## SET EXERCISE
Reply with one number only, the count of lines holding the string "title".

## SOURCE MATERIAL
====

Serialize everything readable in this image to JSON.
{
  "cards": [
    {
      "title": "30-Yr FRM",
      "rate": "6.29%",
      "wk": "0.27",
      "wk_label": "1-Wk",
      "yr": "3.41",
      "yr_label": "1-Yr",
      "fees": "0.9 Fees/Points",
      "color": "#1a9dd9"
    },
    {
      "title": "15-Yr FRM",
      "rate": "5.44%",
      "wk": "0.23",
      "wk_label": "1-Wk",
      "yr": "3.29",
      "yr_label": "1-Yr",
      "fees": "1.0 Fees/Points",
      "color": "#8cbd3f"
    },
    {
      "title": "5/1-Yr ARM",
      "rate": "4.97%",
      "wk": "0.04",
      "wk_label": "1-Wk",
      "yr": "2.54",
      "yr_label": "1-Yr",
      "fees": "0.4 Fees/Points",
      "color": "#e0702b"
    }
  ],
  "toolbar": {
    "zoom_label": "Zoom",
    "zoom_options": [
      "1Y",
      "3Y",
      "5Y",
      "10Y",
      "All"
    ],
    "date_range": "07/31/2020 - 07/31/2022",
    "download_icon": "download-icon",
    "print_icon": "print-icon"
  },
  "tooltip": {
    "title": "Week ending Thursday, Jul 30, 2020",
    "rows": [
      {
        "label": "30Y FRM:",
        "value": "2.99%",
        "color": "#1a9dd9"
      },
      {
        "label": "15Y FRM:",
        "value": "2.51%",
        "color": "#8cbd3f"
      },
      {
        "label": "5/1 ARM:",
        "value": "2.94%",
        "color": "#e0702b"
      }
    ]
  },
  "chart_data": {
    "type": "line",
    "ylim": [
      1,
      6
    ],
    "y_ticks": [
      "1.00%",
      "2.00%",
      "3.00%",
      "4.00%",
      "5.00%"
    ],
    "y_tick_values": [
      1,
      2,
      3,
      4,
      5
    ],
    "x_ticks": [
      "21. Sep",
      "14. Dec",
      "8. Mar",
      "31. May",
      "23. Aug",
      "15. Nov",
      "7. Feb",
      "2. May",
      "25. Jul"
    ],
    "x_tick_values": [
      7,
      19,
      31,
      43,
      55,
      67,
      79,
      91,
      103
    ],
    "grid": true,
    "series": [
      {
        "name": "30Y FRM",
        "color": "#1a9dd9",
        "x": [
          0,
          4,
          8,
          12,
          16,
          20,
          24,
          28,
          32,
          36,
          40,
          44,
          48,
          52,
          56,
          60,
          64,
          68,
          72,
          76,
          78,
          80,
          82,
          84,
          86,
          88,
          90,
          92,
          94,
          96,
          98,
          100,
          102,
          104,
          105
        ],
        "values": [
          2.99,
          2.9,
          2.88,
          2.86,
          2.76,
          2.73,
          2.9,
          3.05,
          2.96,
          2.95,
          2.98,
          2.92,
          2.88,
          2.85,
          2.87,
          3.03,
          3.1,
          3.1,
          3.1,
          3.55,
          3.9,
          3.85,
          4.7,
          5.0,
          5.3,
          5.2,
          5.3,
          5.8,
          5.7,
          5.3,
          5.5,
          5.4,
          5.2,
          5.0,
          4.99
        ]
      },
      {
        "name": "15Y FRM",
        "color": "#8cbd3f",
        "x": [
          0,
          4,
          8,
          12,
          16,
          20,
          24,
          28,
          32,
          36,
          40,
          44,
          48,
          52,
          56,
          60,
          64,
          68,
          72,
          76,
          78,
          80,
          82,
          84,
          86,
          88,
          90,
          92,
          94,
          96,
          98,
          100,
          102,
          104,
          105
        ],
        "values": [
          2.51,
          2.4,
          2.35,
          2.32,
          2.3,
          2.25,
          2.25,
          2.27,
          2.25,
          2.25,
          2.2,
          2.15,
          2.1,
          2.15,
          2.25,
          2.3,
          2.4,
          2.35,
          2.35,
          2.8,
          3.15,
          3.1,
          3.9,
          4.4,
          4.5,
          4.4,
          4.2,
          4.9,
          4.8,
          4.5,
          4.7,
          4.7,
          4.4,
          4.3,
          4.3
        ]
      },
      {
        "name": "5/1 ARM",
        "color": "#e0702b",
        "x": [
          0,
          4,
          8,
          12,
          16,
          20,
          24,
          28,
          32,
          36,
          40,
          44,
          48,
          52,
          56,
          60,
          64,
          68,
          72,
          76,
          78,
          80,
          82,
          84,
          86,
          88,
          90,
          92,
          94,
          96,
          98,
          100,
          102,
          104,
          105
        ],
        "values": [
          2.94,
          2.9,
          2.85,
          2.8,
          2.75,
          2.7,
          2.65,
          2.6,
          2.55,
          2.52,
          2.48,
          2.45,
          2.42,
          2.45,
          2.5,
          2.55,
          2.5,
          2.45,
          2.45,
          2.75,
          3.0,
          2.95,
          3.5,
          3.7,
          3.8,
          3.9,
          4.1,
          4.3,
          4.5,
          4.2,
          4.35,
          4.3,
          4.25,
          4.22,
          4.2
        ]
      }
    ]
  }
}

====

## THE SOLUTION
4